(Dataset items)
★ ★ ★ ★

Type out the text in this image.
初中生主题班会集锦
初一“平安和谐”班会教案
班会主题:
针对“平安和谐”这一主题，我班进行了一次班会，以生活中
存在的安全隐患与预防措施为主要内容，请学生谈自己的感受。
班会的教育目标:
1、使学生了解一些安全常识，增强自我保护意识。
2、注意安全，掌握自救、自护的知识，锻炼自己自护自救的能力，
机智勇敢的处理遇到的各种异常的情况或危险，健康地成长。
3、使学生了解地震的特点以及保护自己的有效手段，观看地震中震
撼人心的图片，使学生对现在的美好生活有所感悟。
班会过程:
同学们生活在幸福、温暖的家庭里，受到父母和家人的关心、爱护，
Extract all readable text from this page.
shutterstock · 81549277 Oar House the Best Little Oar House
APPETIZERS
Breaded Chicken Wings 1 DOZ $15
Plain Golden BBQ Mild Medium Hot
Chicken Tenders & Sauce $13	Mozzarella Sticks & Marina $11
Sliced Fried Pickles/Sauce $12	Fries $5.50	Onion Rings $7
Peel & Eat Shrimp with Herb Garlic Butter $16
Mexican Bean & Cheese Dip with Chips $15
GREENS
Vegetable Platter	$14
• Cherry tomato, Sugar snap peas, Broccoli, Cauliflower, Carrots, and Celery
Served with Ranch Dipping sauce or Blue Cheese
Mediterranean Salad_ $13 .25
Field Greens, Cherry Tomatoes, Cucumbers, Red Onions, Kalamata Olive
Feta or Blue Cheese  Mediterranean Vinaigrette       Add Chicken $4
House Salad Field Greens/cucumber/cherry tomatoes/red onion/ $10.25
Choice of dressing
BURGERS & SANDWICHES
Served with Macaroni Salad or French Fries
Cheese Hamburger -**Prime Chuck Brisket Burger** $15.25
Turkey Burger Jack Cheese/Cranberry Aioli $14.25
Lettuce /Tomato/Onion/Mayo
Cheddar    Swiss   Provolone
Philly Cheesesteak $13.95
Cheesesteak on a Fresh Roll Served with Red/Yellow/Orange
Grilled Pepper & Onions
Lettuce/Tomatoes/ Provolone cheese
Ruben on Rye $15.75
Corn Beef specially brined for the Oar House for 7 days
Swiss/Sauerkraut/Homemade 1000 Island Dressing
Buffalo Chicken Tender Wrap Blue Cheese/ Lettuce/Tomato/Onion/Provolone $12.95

★ ★ ★ ★

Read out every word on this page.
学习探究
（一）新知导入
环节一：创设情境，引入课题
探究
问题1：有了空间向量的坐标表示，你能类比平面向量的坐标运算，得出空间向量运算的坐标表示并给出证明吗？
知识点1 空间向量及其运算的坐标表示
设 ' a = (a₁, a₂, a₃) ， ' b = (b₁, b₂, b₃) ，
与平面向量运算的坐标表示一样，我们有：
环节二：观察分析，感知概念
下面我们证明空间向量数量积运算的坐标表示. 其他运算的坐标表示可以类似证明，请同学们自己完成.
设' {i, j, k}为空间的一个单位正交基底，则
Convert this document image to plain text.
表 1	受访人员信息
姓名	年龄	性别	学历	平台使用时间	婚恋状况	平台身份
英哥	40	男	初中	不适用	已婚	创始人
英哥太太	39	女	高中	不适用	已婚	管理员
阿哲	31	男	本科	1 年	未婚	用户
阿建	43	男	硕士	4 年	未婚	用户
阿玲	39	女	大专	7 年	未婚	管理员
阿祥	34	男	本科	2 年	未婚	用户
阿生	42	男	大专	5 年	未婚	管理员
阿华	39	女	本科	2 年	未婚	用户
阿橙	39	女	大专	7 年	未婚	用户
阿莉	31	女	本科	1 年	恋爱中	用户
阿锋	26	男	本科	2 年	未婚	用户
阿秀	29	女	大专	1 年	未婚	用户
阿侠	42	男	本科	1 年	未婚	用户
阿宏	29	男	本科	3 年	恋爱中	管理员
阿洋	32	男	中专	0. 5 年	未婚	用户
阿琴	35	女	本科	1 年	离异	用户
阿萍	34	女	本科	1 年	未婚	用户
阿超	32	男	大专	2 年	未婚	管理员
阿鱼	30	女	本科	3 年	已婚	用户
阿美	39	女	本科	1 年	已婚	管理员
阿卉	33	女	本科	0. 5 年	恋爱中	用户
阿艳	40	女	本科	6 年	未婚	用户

★ ★ ★ ★

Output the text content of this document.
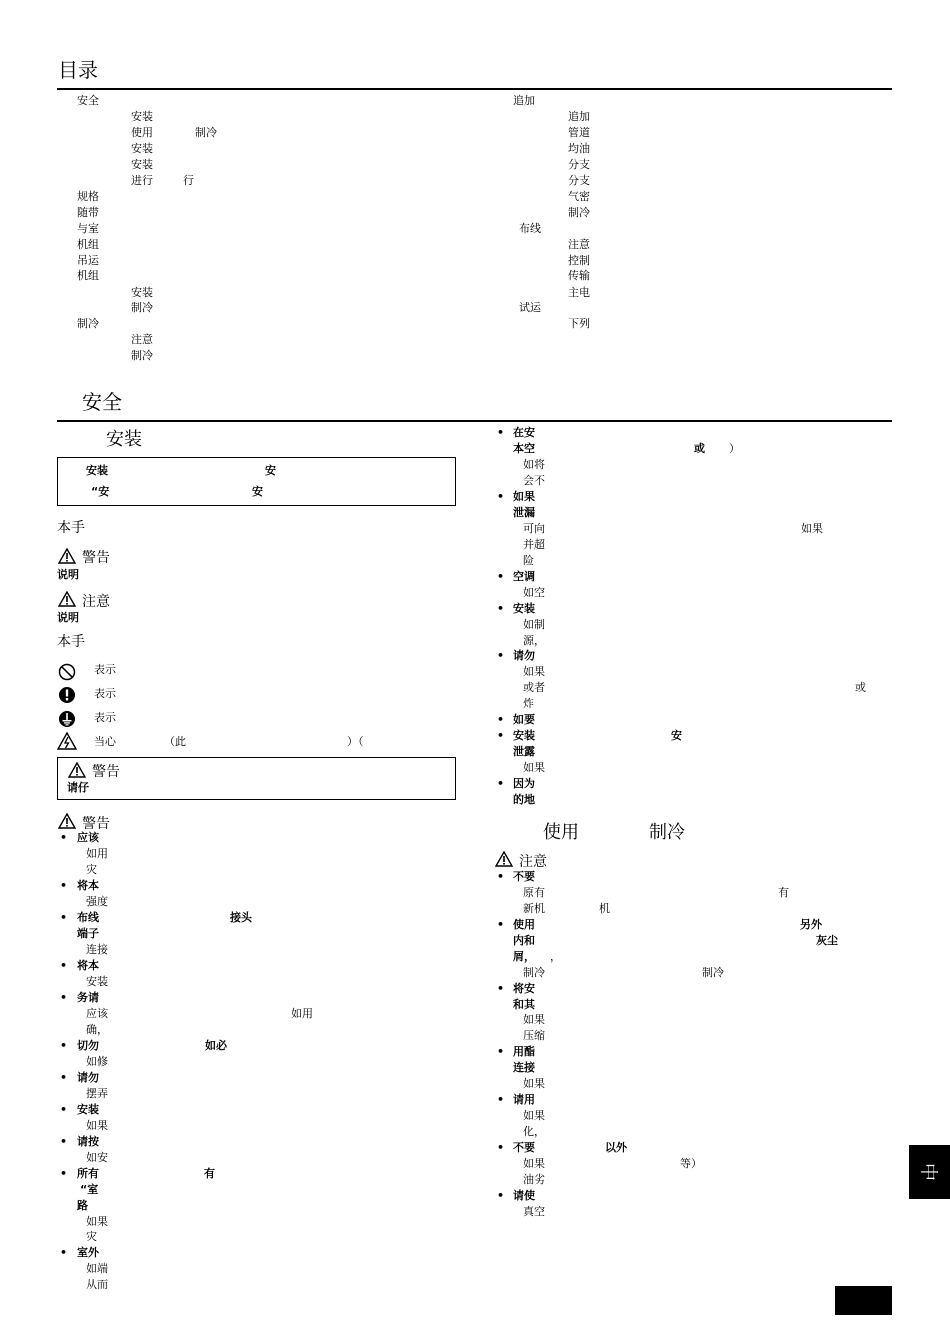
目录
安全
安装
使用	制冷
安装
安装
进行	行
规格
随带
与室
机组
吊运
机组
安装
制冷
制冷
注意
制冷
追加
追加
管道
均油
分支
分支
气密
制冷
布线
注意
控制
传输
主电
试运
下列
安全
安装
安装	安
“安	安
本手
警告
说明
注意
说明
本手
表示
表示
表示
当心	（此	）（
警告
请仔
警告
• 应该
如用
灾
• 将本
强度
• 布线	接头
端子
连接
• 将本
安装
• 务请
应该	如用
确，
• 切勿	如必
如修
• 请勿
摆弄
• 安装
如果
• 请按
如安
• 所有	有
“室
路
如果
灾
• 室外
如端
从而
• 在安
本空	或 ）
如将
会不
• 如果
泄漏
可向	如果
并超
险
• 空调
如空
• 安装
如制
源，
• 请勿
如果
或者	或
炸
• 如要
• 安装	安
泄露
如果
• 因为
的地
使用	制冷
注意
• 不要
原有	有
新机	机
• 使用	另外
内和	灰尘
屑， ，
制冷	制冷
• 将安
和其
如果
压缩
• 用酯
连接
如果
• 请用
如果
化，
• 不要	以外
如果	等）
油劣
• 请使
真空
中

★ ★ ★ ★

:: Task requirements ::
Copy each line that contains the word "text".

:: Problem solution ::
Type out the text in this image.
Extract all readable text from this page.
Convert this document image to plain text.
Output the text content of this document.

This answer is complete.